RECORDS FOR THIS TASK:
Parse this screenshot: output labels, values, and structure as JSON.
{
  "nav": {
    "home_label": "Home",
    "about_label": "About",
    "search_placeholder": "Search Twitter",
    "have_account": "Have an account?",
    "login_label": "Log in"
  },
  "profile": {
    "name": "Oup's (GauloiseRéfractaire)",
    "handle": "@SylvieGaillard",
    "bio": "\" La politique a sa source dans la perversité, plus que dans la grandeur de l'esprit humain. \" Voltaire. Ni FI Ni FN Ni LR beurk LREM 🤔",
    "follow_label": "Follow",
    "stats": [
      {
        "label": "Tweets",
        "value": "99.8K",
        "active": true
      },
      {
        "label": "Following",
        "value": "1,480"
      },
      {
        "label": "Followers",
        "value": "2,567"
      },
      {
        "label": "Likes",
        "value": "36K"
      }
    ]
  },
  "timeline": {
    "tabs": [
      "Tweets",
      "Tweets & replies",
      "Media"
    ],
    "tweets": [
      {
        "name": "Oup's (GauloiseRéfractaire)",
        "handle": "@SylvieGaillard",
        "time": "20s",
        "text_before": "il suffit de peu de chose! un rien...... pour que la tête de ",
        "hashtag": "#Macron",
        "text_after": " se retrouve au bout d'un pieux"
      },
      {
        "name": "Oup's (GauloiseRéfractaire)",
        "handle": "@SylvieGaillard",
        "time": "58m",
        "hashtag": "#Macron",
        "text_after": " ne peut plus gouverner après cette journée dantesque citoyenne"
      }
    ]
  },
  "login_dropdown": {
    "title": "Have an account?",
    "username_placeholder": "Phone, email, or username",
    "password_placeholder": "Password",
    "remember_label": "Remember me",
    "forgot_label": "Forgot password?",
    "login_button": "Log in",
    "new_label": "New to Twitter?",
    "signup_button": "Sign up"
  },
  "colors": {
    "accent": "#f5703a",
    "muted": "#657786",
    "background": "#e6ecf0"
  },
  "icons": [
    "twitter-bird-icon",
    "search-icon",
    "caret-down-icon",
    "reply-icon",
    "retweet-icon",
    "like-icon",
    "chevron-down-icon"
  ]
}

WORK TO COMPLETE: From the listing above, reproduce all the lines exactly.

RESULT:
Parse this screenshot: output labels, values, and structure as JSON.
{
  "nav": {
    "home_label": "Home",
    "about_label": "About",
    "search_placeholder": "Search Twitter",
    "have_account": "Have an account?",
    "login_label": "Log in"
  },
  "profile": {
    "name": "Oup's (GauloiseRéfractaire)",
    "handle": "@SylvieGaillard",
    "bio": "\" La politique a sa source dans la perversité, plus que dans la grandeur de l'esprit humain. \" Voltaire. Ni FI Ni FN Ni LR beurk LREM 🤔",
    "follow_label": "Follow",
    "stats": [
      {
        "label": "Tweets",
        "value": "99.8K",
        "active": true
      },
      {
        "label": "Following",
        "value": "1,480"
      },
      {
        "label": "Followers",
        "value": "2,567"
      },
      {
        "label": "Likes",
        "value": "36K"
      }
    ]
  },
  "timeline": {
    "tabs": [
      "Tweets",
      "Tweets & replies",
      "Media"
    ],
    "tweets": [
      {
        "name": "Oup's (GauloiseRéfractaire)",
        "handle": "@SylvieGaillard",
        "time": "20s",
        "text_before": "il suffit de peu de chose! un rien...... pour que la tête de ",
        "hashtag": "#Macron",
        "text_after": " se retrouve au bout d'un pieux"
      },
      {
        "name": "Oup's (GauloiseRéfractaire)",
        "handle": "@SylvieGaillard",
        "time": "58m",
        "hashtag": "#Macron",
        "text_after": " ne peut plus gouverner après cette journée dantesque citoyenne"
      }
    ]
  },
  "login_dropdown": {
    "title": "Have an account?",
    "username_placeholder": "Phone, email, or username",
    "password_placeholder": "Password",
    "remember_label": "Remember me",
    "forgot_label": "Forgot password?",
    "login_button": "Log in",
    "new_label": "New to Twitter?",
    "signup_button": "Sign up"
  },
  "colors": {
    "accent": "#f5703a",
    "muted": "#657786",
    "background": "#e6ecf0"
  },
  "icons": [
    "twitter-bird-icon",
    "search-icon",
    "caret-down-icon",
    "reply-icon",
    "retweet-icon",
    "like-icon",
    "chevron-down-icon"
  ]
}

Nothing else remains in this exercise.